▶ [TASK PROMPT]: Images are not part of the copy; transcribe all the data exactly.

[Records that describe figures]
*-*-*
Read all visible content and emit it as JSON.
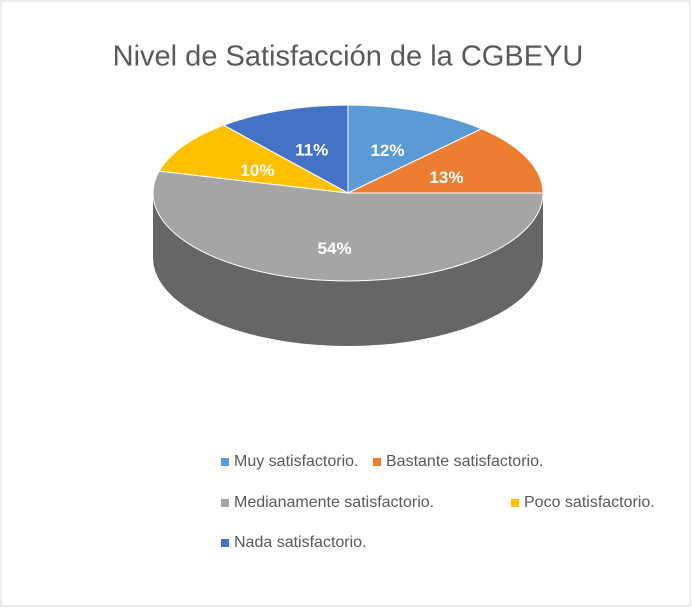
{
  "chart_data": {
    "type": "pie3d",
    "title": "Nivel de Satisfacción de la CGBEYU",
    "categories": [
      "Muy satisfactorio.",
      "Bastante satisfactorio.",
      "Medianamente satisfactorio.",
      "Poco satisfactorio.",
      "Nada satisfactorio."
    ],
    "values": [
      12,
      13,
      54,
      10,
      11
    ],
    "value_labels": [
      "12%",
      "13%",
      "54%",
      "10%",
      "11%"
    ],
    "colors": [
      "#5b9bd5",
      "#ed7d31",
      "#a5a5a5",
      "#ffc000",
      "#4472c4"
    ],
    "legend": "bottom"
  }
}
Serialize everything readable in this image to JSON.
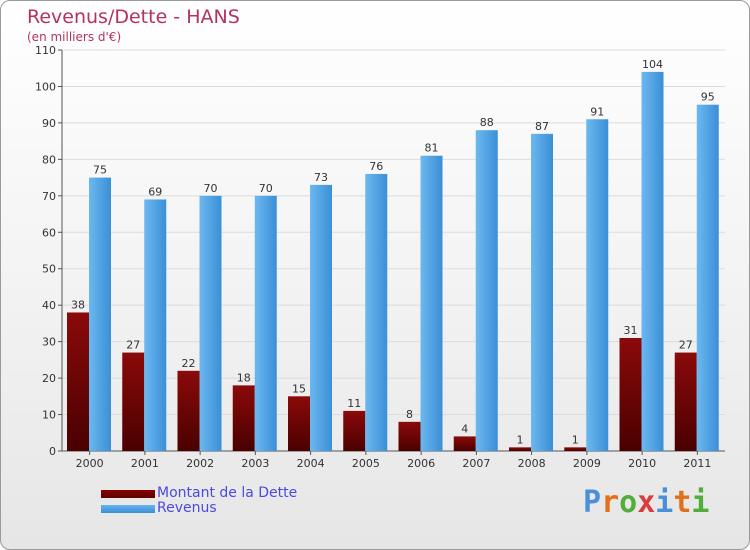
*-*-*
▶ [FINISHED TASK]:
Read all visible content and emit it as JSON.
{
  "chart_data": {
    "type": "pie3d",
    "title": "Nivel de Satisfacción de la CGBEYU",
    "categories": [
      "Muy satisfactorio.",
      "Bastante satisfactorio.",
      "Medianamente satisfactorio.",
      "Poco satisfactorio.",
      "Nada satisfactorio."
    ],
    "values": [
      12,
      13,
      54,
      10,
      11
    ],
    "value_labels": [
      "12%",
      "13%",
      "54%",
      "10%",
      "11%"
    ],
    "colors": [
      "#5b9bd5",
      "#ed7d31",
      "#a5a5a5",
      "#ffc000",
      "#4472c4"
    ],
    "legend": "bottom"
  }
}
Serialize everything readable in this image to JSON.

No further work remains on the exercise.